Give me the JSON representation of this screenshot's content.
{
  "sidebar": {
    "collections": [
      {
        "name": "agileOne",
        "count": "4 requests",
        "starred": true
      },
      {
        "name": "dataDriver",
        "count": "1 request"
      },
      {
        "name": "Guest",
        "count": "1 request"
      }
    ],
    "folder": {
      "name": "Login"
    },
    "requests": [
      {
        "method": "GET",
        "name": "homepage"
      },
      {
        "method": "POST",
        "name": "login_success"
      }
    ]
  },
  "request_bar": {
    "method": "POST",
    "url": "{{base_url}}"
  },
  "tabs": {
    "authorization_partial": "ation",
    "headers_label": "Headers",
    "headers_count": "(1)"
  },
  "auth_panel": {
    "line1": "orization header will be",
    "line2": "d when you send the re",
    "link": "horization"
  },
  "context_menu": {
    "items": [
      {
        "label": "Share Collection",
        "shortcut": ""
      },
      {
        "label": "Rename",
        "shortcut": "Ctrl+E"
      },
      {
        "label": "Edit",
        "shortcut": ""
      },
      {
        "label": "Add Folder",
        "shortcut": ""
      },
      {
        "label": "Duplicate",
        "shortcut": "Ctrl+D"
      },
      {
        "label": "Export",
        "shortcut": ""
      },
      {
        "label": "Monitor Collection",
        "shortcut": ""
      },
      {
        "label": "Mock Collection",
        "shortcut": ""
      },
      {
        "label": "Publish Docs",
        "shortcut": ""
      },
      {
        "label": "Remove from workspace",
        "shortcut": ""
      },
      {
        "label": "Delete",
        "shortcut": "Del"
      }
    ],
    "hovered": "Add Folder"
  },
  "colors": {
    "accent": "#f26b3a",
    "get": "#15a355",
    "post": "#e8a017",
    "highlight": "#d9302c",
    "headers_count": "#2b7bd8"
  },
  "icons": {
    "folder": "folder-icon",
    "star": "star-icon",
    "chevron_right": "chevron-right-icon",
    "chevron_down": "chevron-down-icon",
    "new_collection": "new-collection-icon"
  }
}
- - - - -
Task statement: Identify the lines above that contain the word "chevron", then copy them.

Output for this task:
    "chevron_right": "chevron-right-icon",
    "chevron_down": "chevron-down-icon",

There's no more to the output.